---- Given data

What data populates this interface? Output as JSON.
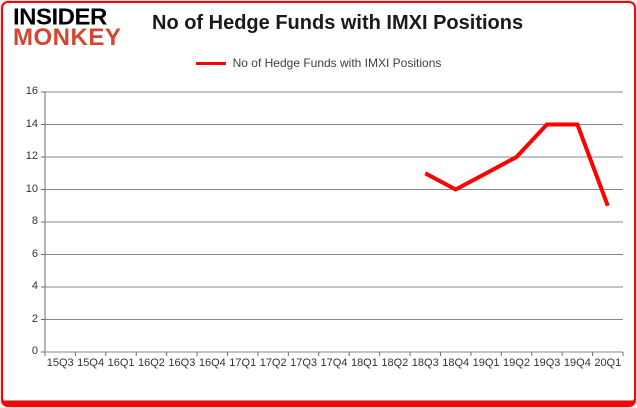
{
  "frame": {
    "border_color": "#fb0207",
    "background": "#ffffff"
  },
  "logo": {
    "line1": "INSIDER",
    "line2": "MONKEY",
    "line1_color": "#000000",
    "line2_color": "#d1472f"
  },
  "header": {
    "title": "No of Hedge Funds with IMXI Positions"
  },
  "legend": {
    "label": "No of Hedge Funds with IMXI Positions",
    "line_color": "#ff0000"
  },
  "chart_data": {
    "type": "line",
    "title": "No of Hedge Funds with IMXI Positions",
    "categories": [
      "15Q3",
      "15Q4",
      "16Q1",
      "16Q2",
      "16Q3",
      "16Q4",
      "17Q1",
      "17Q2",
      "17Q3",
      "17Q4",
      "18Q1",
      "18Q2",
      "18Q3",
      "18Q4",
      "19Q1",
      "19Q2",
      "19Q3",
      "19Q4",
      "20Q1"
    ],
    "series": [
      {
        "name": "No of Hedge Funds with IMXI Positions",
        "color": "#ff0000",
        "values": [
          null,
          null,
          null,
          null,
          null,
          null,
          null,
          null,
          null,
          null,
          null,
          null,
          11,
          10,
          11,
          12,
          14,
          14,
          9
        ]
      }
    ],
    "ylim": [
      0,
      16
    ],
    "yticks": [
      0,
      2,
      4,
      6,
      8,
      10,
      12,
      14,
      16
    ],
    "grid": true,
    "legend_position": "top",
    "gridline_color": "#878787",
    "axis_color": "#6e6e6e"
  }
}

--------
---- Given data

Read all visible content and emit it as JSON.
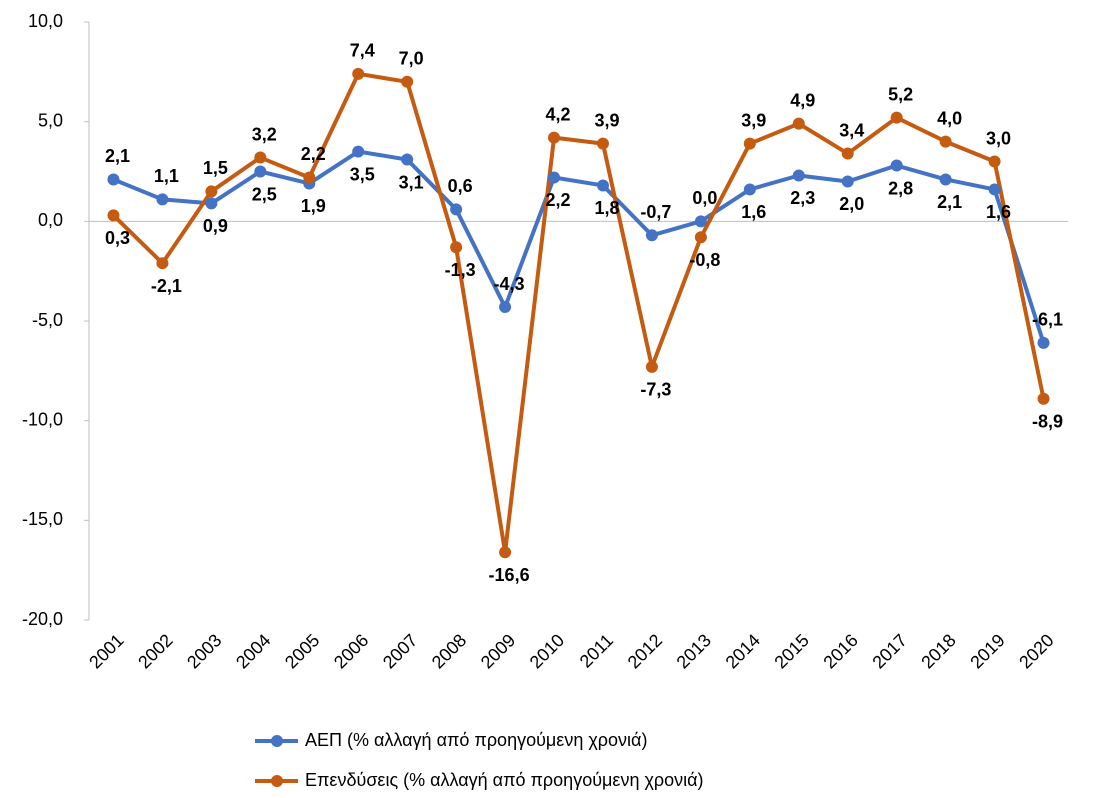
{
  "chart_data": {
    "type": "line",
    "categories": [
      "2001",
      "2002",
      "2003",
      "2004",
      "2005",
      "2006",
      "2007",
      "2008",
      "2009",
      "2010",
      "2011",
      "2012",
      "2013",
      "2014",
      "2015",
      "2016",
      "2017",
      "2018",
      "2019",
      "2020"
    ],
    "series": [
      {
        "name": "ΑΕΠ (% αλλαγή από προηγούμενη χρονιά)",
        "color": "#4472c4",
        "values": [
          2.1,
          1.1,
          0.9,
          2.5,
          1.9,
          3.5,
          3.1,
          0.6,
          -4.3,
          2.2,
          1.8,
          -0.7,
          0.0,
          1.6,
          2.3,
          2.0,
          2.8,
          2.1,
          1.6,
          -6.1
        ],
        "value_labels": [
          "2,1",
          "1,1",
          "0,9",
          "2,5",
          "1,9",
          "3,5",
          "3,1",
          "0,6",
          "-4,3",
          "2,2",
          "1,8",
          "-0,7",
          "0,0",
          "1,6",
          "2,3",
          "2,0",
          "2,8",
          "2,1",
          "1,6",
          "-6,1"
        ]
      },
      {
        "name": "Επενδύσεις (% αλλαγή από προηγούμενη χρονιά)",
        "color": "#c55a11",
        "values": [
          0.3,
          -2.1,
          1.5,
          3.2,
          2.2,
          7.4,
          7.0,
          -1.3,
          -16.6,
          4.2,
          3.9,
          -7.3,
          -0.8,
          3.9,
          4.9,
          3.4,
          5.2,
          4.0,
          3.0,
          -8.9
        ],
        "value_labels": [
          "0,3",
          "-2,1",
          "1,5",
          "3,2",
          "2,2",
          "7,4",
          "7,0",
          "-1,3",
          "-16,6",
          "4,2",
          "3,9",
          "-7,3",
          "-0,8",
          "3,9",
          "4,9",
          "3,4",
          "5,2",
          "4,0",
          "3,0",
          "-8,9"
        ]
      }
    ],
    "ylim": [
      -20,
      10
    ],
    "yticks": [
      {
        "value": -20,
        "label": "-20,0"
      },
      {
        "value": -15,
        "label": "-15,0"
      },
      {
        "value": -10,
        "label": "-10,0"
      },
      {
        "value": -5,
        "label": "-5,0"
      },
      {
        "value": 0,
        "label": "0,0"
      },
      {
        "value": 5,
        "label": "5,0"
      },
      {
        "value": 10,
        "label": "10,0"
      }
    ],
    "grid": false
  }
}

--------
---- Given data

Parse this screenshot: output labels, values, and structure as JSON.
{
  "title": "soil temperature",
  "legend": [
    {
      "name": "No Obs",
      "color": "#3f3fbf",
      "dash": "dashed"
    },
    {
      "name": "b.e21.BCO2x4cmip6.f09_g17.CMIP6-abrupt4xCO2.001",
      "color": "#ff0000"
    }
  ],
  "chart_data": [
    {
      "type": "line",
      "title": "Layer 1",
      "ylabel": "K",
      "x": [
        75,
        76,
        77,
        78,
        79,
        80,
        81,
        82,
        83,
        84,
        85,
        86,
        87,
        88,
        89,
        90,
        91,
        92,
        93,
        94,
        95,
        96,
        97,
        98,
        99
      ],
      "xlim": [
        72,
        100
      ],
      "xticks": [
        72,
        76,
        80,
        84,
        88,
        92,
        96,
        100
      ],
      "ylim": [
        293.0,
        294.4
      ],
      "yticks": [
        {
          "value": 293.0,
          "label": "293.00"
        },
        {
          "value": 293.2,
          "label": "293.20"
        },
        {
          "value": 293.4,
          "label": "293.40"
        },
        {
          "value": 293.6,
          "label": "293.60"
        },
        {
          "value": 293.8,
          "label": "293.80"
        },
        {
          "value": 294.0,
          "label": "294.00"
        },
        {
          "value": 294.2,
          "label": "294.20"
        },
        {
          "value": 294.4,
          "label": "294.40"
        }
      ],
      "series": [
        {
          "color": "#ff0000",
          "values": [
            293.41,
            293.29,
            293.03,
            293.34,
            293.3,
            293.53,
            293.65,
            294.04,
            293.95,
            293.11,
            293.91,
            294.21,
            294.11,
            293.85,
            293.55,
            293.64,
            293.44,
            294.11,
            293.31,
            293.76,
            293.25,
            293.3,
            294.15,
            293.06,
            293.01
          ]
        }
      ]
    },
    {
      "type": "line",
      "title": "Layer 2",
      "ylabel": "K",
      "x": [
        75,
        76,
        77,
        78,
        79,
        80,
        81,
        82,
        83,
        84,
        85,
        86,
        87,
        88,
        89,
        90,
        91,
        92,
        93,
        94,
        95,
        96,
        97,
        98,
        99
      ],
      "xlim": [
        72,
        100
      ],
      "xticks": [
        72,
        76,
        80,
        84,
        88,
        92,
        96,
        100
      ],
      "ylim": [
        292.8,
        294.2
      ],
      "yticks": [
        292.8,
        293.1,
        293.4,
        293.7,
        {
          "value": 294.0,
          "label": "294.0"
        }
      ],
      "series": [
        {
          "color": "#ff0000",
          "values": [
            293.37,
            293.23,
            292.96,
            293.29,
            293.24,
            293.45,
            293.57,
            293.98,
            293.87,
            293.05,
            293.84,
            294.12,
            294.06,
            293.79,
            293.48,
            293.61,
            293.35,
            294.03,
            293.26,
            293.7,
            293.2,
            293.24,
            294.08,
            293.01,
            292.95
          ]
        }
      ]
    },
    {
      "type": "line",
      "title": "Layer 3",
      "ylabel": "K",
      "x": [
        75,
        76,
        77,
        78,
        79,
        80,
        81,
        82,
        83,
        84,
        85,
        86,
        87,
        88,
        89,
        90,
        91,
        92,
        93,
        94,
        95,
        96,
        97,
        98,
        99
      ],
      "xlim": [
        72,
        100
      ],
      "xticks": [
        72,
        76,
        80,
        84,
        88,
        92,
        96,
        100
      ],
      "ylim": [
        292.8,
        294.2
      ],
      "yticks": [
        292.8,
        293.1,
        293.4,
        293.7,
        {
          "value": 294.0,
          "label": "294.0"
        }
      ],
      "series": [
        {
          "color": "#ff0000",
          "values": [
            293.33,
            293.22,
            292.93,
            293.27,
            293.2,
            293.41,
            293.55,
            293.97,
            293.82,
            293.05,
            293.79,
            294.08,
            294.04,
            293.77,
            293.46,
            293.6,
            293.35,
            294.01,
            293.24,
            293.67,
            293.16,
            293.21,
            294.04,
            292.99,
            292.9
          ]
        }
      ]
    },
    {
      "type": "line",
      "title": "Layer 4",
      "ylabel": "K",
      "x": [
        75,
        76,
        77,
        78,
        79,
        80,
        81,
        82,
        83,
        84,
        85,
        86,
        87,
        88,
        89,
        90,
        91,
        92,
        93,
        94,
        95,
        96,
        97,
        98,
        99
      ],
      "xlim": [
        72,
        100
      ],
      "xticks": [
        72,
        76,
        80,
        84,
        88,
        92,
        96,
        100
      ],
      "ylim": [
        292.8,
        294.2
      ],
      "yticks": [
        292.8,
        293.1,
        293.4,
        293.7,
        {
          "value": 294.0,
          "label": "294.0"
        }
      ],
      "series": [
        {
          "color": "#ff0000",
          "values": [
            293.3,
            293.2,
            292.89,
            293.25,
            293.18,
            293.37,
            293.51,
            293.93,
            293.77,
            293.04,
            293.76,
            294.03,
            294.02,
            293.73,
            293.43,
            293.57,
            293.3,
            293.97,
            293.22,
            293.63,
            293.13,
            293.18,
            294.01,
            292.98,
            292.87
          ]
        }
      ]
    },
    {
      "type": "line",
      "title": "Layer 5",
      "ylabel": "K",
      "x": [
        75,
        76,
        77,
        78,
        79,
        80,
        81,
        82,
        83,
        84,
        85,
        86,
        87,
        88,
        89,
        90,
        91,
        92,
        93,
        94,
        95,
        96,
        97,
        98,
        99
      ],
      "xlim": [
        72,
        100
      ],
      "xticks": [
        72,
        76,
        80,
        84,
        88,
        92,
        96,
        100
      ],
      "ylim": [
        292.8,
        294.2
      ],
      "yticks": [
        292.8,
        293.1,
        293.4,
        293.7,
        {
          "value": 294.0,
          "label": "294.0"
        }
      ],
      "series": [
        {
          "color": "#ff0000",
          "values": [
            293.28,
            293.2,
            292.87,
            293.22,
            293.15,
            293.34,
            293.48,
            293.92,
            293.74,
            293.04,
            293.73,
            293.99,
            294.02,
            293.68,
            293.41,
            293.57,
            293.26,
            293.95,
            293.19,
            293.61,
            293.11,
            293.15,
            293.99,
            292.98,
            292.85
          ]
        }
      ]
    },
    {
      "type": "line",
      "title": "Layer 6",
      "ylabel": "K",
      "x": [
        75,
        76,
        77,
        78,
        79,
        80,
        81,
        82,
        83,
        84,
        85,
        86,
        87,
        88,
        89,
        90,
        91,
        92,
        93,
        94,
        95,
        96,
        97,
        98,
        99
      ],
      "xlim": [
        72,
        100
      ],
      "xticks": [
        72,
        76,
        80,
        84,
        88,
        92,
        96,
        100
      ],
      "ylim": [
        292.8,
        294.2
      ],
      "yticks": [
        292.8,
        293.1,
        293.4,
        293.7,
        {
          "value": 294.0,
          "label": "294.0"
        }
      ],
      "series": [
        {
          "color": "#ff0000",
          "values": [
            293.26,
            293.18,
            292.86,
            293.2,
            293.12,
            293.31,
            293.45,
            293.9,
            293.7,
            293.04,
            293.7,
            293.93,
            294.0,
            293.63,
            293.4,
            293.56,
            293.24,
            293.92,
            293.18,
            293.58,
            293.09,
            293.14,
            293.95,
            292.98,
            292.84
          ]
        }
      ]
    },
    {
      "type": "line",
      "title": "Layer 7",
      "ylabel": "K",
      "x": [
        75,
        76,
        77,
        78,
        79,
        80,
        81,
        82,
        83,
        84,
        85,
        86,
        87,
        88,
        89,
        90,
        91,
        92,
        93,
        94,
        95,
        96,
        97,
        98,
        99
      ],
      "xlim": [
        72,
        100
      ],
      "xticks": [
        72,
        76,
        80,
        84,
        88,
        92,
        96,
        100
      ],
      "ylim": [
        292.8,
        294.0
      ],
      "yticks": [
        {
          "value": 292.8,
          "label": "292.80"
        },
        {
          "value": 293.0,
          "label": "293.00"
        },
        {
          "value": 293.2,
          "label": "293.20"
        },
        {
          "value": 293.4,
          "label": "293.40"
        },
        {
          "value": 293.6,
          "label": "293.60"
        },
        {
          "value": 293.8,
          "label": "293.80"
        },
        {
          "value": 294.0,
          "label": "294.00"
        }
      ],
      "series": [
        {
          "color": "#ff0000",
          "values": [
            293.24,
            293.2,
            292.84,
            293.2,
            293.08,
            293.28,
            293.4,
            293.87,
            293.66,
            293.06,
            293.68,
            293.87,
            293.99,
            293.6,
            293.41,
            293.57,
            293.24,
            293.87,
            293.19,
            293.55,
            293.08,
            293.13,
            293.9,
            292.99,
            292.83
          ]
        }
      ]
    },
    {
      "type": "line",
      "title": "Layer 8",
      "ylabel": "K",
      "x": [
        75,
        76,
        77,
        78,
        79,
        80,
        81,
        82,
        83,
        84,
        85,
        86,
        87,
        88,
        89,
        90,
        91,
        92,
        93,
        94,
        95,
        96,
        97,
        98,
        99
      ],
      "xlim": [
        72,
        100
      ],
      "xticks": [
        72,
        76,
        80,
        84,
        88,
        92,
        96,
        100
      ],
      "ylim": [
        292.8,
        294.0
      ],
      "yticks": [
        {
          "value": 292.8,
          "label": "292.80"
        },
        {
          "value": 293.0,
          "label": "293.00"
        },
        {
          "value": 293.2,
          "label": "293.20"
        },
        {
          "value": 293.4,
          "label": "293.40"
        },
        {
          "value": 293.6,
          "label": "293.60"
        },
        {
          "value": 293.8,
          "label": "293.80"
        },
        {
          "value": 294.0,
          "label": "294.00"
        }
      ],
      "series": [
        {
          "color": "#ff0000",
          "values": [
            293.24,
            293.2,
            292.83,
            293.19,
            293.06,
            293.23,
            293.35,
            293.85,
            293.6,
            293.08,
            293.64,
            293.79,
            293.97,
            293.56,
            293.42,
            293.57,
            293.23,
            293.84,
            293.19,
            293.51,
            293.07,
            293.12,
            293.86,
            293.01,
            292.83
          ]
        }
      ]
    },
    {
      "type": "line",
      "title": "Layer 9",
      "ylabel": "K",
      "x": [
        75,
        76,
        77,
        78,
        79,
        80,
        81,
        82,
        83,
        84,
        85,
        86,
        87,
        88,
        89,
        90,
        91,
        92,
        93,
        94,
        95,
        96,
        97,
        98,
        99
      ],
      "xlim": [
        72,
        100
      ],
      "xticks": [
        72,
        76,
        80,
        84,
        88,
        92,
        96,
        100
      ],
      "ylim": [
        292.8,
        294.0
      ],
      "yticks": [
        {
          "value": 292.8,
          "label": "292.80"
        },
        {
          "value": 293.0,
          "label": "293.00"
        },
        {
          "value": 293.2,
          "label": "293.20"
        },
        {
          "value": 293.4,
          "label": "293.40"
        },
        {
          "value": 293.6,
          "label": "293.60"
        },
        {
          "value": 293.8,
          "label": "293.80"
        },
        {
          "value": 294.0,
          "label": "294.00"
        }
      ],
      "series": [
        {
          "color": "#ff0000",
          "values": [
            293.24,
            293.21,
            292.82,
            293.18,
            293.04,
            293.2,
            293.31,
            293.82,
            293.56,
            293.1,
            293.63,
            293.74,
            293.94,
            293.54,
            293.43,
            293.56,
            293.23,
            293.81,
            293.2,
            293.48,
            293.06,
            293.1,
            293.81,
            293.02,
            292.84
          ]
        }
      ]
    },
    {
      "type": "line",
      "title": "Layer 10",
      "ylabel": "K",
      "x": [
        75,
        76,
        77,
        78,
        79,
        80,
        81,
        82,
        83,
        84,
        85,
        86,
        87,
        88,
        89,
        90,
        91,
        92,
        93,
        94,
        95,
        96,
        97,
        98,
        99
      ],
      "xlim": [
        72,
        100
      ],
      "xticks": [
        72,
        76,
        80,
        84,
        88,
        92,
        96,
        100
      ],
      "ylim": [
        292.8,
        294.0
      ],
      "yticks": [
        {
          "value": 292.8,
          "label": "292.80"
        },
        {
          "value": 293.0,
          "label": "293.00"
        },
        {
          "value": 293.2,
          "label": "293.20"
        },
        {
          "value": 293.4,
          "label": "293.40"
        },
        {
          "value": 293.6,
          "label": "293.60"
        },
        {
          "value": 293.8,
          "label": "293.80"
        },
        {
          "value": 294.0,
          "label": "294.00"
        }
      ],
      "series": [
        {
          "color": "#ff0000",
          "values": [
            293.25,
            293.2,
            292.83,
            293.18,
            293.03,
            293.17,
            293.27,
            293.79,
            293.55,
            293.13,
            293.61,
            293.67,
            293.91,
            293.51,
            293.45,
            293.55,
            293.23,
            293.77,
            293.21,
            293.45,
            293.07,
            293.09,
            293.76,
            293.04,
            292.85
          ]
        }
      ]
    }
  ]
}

--------

Required work: Sift the material for lines with the string "Layer". Copy each one found.

Result of the task:
      "title": "Layer 1",
      "title": "Layer 2",
      "title": "Layer 3",
      "title": "Layer 4",
      "title": "Layer 5",
      "title": "Layer 6",
      "title": "Layer 7",
      "title": "Layer 8",
      "title": "Layer 9",
      "title": "Layer 10",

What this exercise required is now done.